## Given task
Arrange every line of the records below as a Markdown table with the columns "No." and "Line", numbering the rows in order, omitting blank lines and leaving out the pictures.

## Extracted entries
────────────────────────────────────────
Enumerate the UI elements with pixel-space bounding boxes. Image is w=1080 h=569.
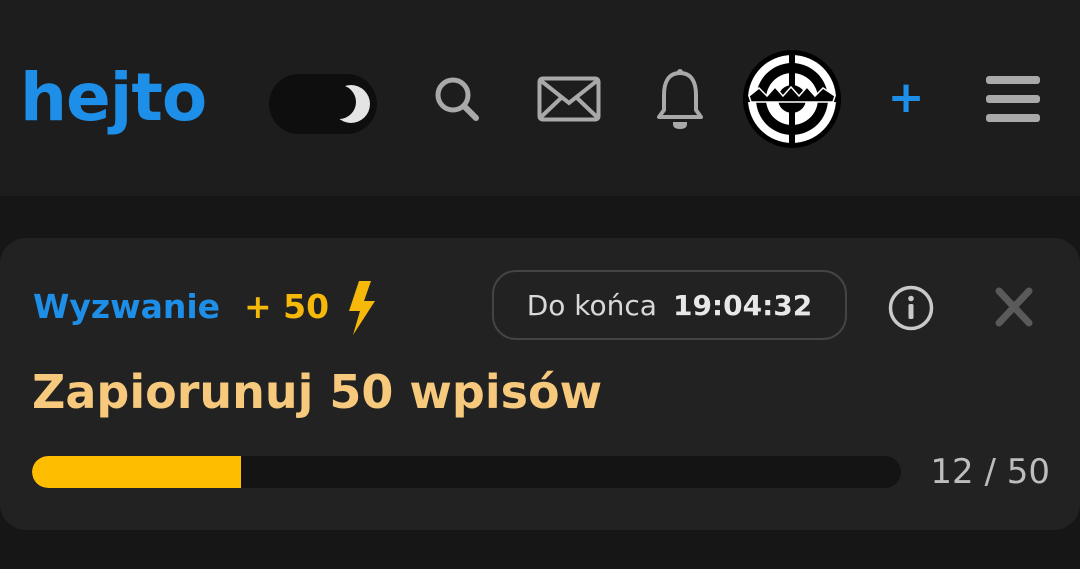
- progress-count: 12 / 50: [930, 452, 1050, 492]
- moon-icon: [325, 85, 370, 123]
- countdown-timer: Do końca 19:04:32: [492, 270, 847, 340]
- add-post-button[interactable]: +: [882, 72, 930, 124]
- challenge-label: Wyzwanie: [33, 287, 221, 326]
- timer-label: Do końca: [526, 288, 657, 322]
- timer-value: 19:04:32: [672, 288, 813, 322]
- lightning-icon: [349, 281, 375, 335]
- challenge-title: Zapiorunuj 50 wpisów: [32, 365, 603, 419]
- user-avatar[interactable]: [743, 50, 841, 148]
- page: hejto + Wyzwanie + 50 Do końca 19:04:32 …: [0, 0, 1080, 569]
- challenge-progress-bar: [32, 456, 901, 488]
- search-icon[interactable]: [432, 74, 482, 124]
- progress-fill: [32, 456, 241, 488]
- mail-icon[interactable]: [537, 76, 601, 122]
- close-icon[interactable]: [994, 286, 1034, 328]
- info-icon[interactable]: [887, 284, 935, 332]
- challenge-points: + 50: [244, 287, 330, 326]
- hejto-logo[interactable]: hejto: [20, 62, 207, 134]
- theme-toggle[interactable]: [269, 74, 377, 134]
- top-navbar: hejto +: [0, 0, 1080, 196]
- menu-icon[interactable]: [986, 74, 1040, 124]
- bell-icon[interactable]: [656, 68, 704, 132]
- challenge-card: Wyzwanie + 50 Do końca 19:04:32 Zapiorun…: [0, 238, 1080, 530]
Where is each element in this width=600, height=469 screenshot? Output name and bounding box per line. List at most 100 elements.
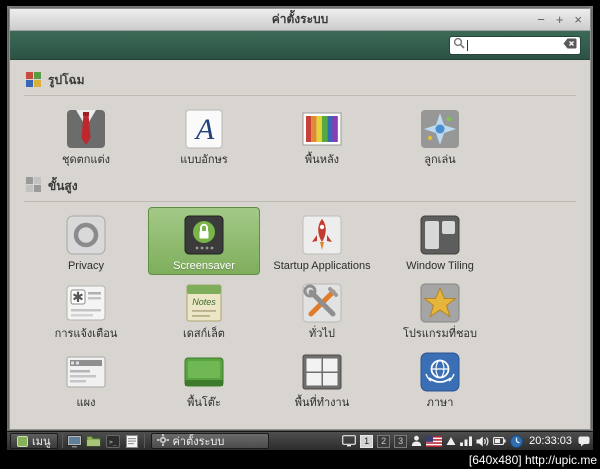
────────────────────────────────────────
## Answer in full
| No. | Line |
|---|---|
| 1 | Enumerate the UI elements with pixel-space bounding boxes. Image is w=1080 h=569. |
| 2 | - progress-count: 12 / 50: [930, 452, 1050, 492] |
| 3 | - moon-icon: [325, 85, 370, 123] |
| 4 | - countdown-timer: Do końca 19:04:32: [492, 270, 847, 340] |
| 5 | - add-post-button[interactable]: +: [882, 72, 930, 124] |
| 6 | - challenge-label: Wyzwanie: [33, 287, 221, 326] |
| 7 | - timer-label: Do końca: [526, 288, 657, 322] |
| 8 | - timer-value: 19:04:32: [672, 288, 813, 322] |
| 9 | - lightning-icon: [349, 281, 375, 335] |
| 10 | - challenge-title: Zapiorunuj 50 wpisów: [32, 365, 603, 419] |
| 11 | - user-avatar[interactable]: [743, 50, 841, 148] |
| 12 | - page: hejto + Wyzwanie + 50 Do końca 19:04:32 …: [0, 0, 1080, 569] |
| 13 | - challenge-progress-bar: [32, 456, 901, 488] |
| 14 | - search-icon[interactable]: [432, 74, 482, 124] |
| 15 | - progress-fill: [32, 456, 241, 488] |
| 16 | - mail-icon[interactable]: [537, 76, 601, 122] |
| 17 | - close-icon[interactable]: [994, 286, 1034, 328] |
| 18 | - info-icon[interactable]: [887, 284, 935, 332] |
| 19 | - challenge-points: + 50: [244, 287, 330, 326] |
| 20 | - hejto-logo[interactable]: hejto: [20, 62, 207, 134] |
| 21 | - theme-toggle[interactable]: [269, 74, 377, 134] |
| 22 | - top-navbar: hejto +: [0, 0, 1080, 196] |
| 23 | - menu-icon[interactable]: [986, 74, 1040, 124] |
| 24 | - bell-icon[interactable]: [656, 68, 704, 132] |
| 25 | - challenge-card: Wyzwanie + 50 Do końca 19:04:32 Zapiorun…: [0, 238, 1080, 530] |
| 26 | Where is each element in this width=600, height=469 screenshot? Output name and bounding box per line. List at most 100 elements. |